→ REQUIRED WORK:
Give every line from the entries that contains "akumulátoru".

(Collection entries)
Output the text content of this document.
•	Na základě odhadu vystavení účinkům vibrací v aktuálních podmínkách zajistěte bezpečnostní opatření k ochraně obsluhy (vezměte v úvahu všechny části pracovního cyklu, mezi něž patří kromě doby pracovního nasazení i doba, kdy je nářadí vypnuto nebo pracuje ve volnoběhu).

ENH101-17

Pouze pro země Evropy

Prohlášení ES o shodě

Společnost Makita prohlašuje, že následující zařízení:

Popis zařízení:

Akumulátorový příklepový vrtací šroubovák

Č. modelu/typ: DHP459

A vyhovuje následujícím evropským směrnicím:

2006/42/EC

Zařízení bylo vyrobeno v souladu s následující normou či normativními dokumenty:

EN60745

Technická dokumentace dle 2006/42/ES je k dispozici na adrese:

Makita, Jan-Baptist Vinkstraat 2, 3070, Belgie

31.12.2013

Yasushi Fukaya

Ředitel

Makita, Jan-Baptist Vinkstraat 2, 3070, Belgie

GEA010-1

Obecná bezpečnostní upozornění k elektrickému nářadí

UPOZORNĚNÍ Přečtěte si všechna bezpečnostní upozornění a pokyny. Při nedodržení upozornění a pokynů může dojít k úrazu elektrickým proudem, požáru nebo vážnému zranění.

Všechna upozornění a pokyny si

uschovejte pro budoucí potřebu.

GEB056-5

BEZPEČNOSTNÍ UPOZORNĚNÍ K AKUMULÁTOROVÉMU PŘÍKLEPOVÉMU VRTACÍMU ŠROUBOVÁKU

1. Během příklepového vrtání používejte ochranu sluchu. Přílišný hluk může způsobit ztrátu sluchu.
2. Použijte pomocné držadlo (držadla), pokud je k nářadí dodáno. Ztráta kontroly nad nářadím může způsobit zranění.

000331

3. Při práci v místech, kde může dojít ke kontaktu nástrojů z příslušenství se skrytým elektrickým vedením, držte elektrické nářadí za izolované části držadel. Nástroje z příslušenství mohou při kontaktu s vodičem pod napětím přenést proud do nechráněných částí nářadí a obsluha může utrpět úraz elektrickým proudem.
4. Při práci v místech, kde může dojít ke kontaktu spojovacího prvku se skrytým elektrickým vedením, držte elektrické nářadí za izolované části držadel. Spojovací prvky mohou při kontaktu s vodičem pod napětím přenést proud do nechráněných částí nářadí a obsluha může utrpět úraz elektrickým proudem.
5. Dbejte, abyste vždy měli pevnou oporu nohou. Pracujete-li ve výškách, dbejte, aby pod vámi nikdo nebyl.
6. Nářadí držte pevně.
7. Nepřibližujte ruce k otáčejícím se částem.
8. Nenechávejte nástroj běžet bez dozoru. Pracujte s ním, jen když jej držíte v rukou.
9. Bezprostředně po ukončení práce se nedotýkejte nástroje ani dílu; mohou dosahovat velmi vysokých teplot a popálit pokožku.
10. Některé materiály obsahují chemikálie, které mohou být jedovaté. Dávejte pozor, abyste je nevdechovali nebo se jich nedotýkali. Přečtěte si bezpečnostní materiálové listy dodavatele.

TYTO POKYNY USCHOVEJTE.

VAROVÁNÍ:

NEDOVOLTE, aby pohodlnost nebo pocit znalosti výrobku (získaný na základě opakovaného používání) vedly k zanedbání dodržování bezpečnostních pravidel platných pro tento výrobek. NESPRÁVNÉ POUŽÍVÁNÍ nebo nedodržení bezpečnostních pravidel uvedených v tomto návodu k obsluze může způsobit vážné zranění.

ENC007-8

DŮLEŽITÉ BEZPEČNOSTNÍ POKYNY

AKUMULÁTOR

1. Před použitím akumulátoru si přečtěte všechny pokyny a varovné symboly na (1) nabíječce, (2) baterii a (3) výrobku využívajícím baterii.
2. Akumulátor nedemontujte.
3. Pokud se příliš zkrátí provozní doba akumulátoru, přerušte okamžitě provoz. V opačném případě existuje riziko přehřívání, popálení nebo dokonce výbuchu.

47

→ COMPLETED TASK:
1. Před použitím akumulátoru si přečtěte všechny pokyny a varovné symboly na (1) nabíječce, (2) baterii a (3) výrobku využívajícím baterii.
3. Pokud se příliš zkrátí provozní doba akumulátoru, přerušte okamžitě provoz. V opačném případě existuje riziko přehřívání, popálení nebo dokonce výbuchu.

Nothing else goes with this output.